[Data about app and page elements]
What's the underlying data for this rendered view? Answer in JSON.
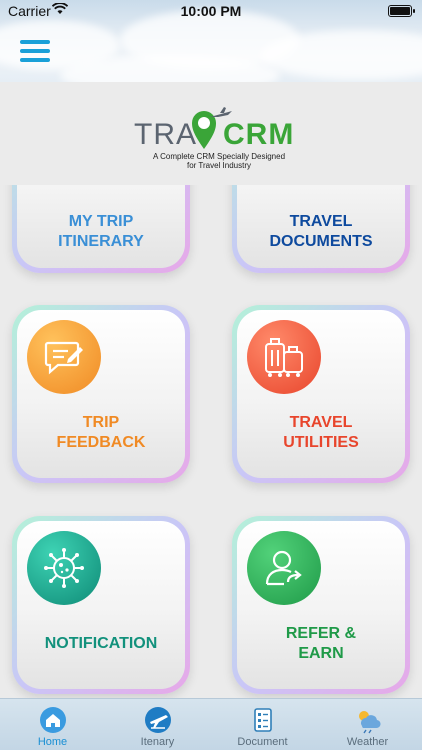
{
  "status_bar": {
    "carrier": "Carrier",
    "time": "10:00 PM"
  },
  "logo": {
    "part1": "TRA",
    "part2": "CRM",
    "tagline_line1": "A Complete CRM Specially Designed",
    "tagline_line2": "for Travel Industry",
    "brand_colors": {
      "grey": "#5b6470",
      "green": "#3aa538"
    }
  },
  "tiles": [
    {
      "label_line1": "MY TRIP",
      "label_line2": "ITINERARY",
      "color": "#3a8fd6",
      "icon": "itinerary-icon"
    },
    {
      "label_line1": "TRAVEL",
      "label_line2": "DOCUMENTS",
      "color": "#0e4a9e",
      "icon": "documents-icon"
    },
    {
      "label_line1": "TRIP",
      "label_line2": "FEEDBACK",
      "color": "#f08a24",
      "icon": "feedback-icon"
    },
    {
      "label_line1": "TRAVEL",
      "label_line2": "UTILITIES",
      "color": "#e8452c",
      "icon": "luggage-icon"
    },
    {
      "label_line1": "NOTIFICATION",
      "label_line2": "",
      "color": "#12917c",
      "icon": "virus-icon"
    },
    {
      "label_line1": "REFER &",
      "label_line2": "EARN",
      "color": "#1f9a48",
      "icon": "refer-user-icon"
    }
  ],
  "tabs": [
    {
      "label": "Home",
      "icon": "home-icon",
      "active": true
    },
    {
      "label": "Itenary",
      "icon": "plane-icon",
      "active": false
    },
    {
      "label": "Document",
      "icon": "document-icon",
      "active": false
    },
    {
      "label": "Weather",
      "icon": "weather-icon",
      "active": false
    }
  ]
}
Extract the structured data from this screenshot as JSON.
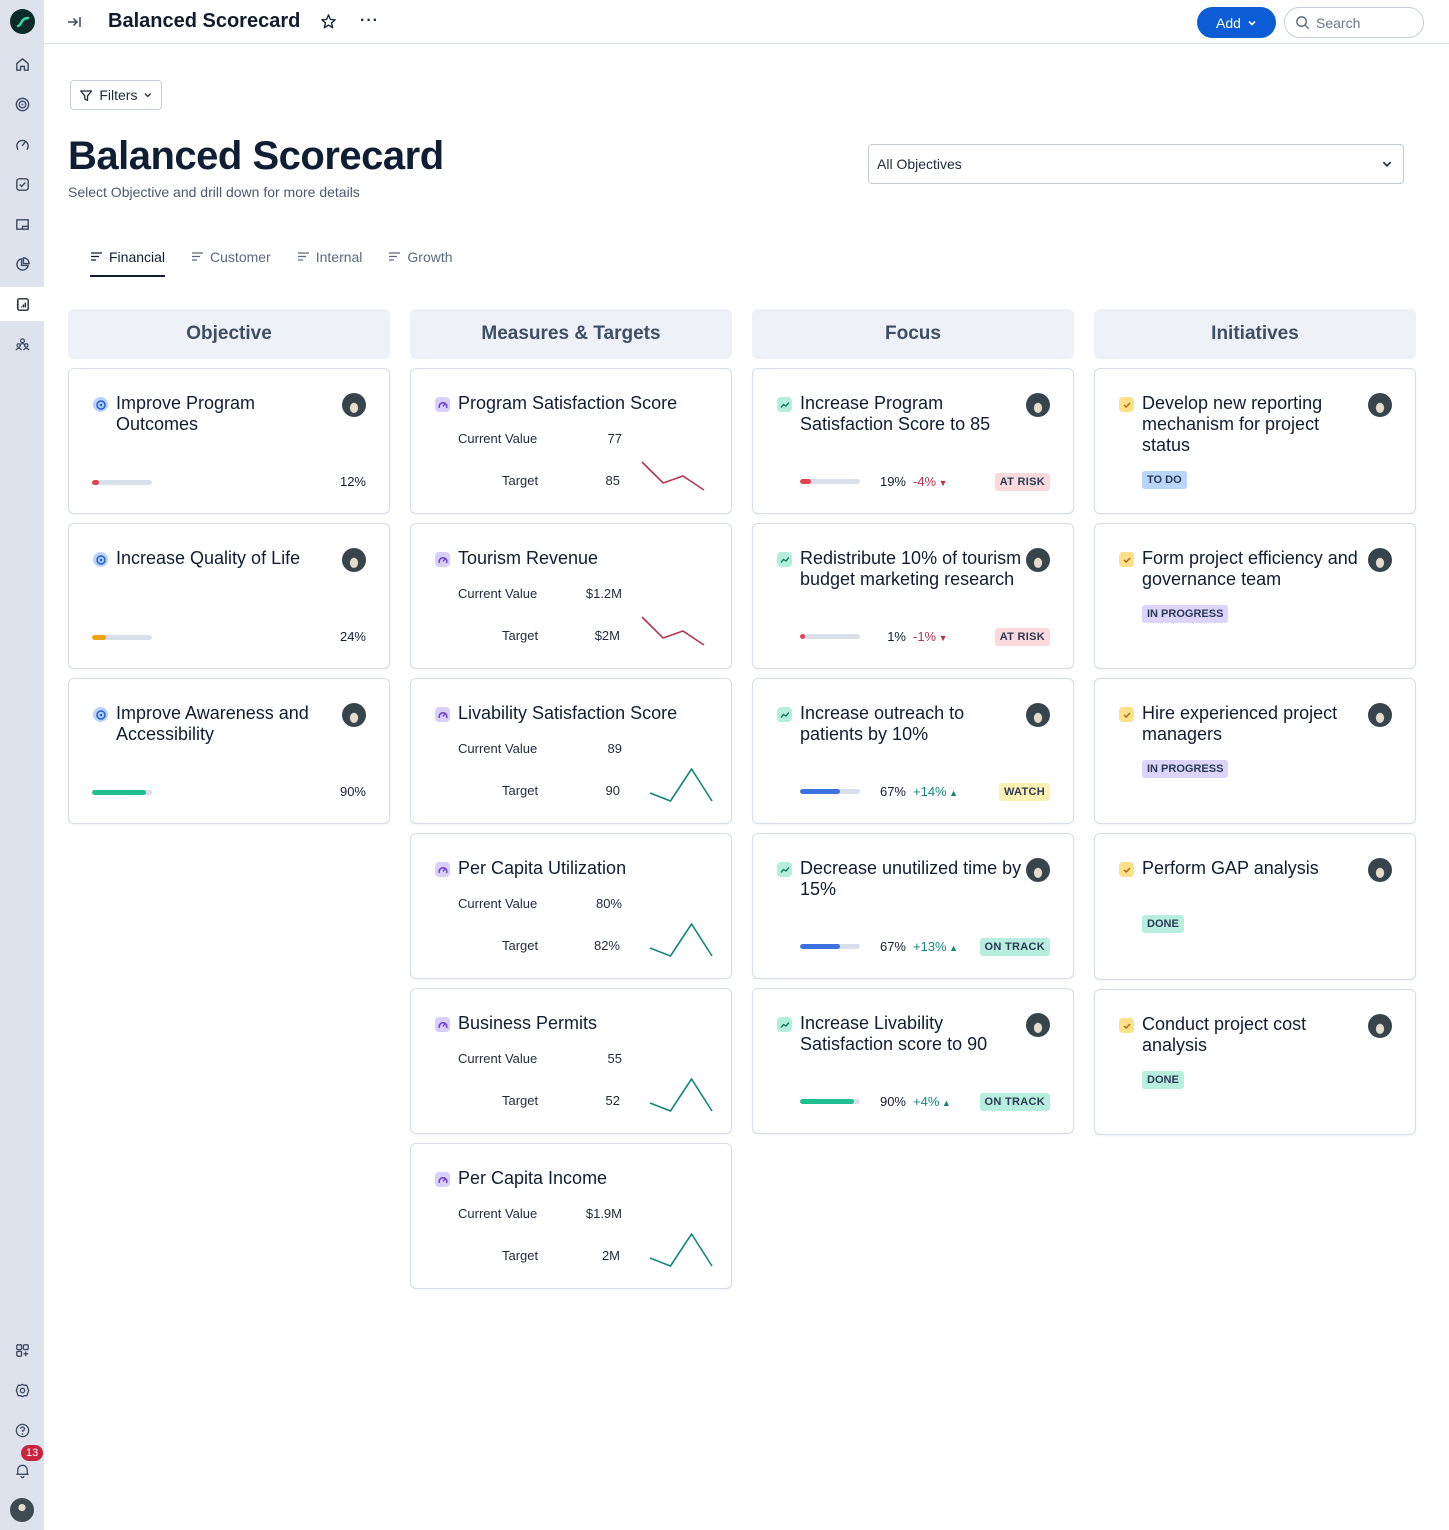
{
  "app": {
    "title": "Balanced Scorecard",
    "add_label": "Add",
    "search_placeholder": "Search",
    "notification_count": "13"
  },
  "sidebar": {
    "items": [
      {
        "name": "home",
        "icon": "home-icon"
      },
      {
        "name": "goals",
        "icon": "target-icon"
      },
      {
        "name": "dashboards",
        "icon": "gauge-icon"
      },
      {
        "name": "tasks",
        "icon": "checkbox-icon"
      },
      {
        "name": "boards",
        "icon": "screen-icon"
      },
      {
        "name": "reports",
        "icon": "pie-chart-icon"
      },
      {
        "name": "scorecards",
        "icon": "scorecard-icon",
        "active": true
      },
      {
        "name": "teams",
        "icon": "people-icon"
      }
    ],
    "bottom": [
      {
        "name": "apps",
        "icon": "apps-add-icon"
      },
      {
        "name": "settings",
        "icon": "gear-icon"
      },
      {
        "name": "help",
        "icon": "help-icon"
      },
      {
        "name": "notifications",
        "icon": "bell-icon"
      }
    ]
  },
  "page": {
    "filters_label": "Filters",
    "title": "Balanced Scorecard",
    "subtitle": "Select Objective and drill down for more details",
    "objective_select": "All Objectives",
    "tabs": [
      {
        "label": "Financial",
        "active": true
      },
      {
        "label": "Customer"
      },
      {
        "label": "Internal"
      },
      {
        "label": "Growth"
      }
    ]
  },
  "columns": {
    "objective": "Objective",
    "measures": "Measures & Targets",
    "focus": "Focus",
    "initiatives": "Initiatives"
  },
  "objectives": [
    {
      "title": "Improve Program Outcomes",
      "progress": 12,
      "progress_label": "12%",
      "color": "#e0434f"
    },
    {
      "title": "Increase Quality of Life",
      "progress": 24,
      "progress_label": "24%",
      "color": "#f0a30a"
    },
    {
      "title": "Improve Awareness and Accessibility",
      "progress": 90,
      "progress_label": "90%",
      "color": "#1fbf8f"
    }
  ],
  "measures": {
    "current_label": "Current Value",
    "target_label": "Target",
    "items": [
      {
        "title": "Program Satisfaction Score",
        "current": "77",
        "target": "85",
        "trend": "down",
        "spark": [
          4,
          1,
          2,
          0
        ]
      },
      {
        "title": "Tourism Revenue",
        "current": "$1.2M",
        "target": "$2M",
        "trend": "down",
        "spark": [
          4,
          1,
          2,
          0
        ]
      },
      {
        "title": "Livability Satisfaction Score",
        "current": "89",
        "target": "90",
        "trend": "up",
        "spark": [
          1,
          0,
          4,
          0
        ]
      },
      {
        "title": "Per Capita Utilization",
        "current": "80%",
        "target": "82%",
        "trend": "up",
        "spark": [
          1,
          0,
          4,
          0
        ]
      },
      {
        "title": "Business Permits",
        "current": "55",
        "target": "52",
        "trend": "up",
        "spark": [
          1,
          0,
          4,
          0
        ]
      },
      {
        "title": "Per Capita Income",
        "current": "$1.9M",
        "target": "2M",
        "trend": "up",
        "spark": [
          1,
          0,
          4,
          0
        ]
      }
    ]
  },
  "focus": [
    {
      "title": "Increase Program Satisfaction Score to 85",
      "progress": 19,
      "progress_label": "19%",
      "delta": "-4%",
      "direction": "down",
      "status": "AT RISK",
      "bar_color": "#e0434f",
      "status_bg": "#fcd9dc"
    },
    {
      "title": "Redistribute 10% of tourism budget marketing research",
      "progress": 1,
      "progress_label": "1%",
      "delta": "-1%",
      "direction": "down",
      "status": "AT RISK",
      "bar_color": "#e0434f",
      "status_bg": "#fcd9dc"
    },
    {
      "title": "Increase outreach to patients by 10%",
      "progress": 67,
      "progress_label": "67%",
      "delta": "+14%",
      "direction": "up",
      "status": "WATCH",
      "bar_color": "#3d72e0",
      "status_bg": "#fdf0b3"
    },
    {
      "title": "Decrease unutilized time by 15%",
      "progress": 67,
      "progress_label": "67%",
      "delta": "+13%",
      "direction": "up",
      "status": "ON TRACK",
      "bar_color": "#3d72e0",
      "status_bg": "#b8eedd"
    },
    {
      "title": "Increase Livability Satisfaction score to 90",
      "progress": 90,
      "progress_label": "90%",
      "delta": "+4%",
      "direction": "up",
      "status": "ON TRACK",
      "bar_color": "#1fbf8f",
      "status_bg": "#b8eedd"
    }
  ],
  "initiatives": [
    {
      "title": "Develop new reporting mechanism for project status",
      "status": "TO DO",
      "status_bg": "#b8d5fb"
    },
    {
      "title": "Form project efficiency and governance team",
      "status": "IN PROGRESS",
      "status_bg": "#dcd4fb"
    },
    {
      "title": "Hire experienced project managers",
      "status": "IN PROGRESS",
      "status_bg": "#dcd4fb"
    },
    {
      "title": "Perform GAP analysis",
      "status": "DONE",
      "status_bg": "#b8eedd"
    },
    {
      "title": "Conduct project cost analysis",
      "status": "DONE",
      "status_bg": "#b8eedd"
    }
  ],
  "colors": {
    "accent": "#0b5cd5",
    "down": "#b8344f",
    "up": "#13877a"
  }
}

• **Work to be completed**
Which lines in the records above contain the word "delta"? Return each of them.

• **Written response**
      "delta": "-4%",
      "delta": "-1%",
      "delta": "+14%",
      "delta": "+13%",
      "delta": "+4%",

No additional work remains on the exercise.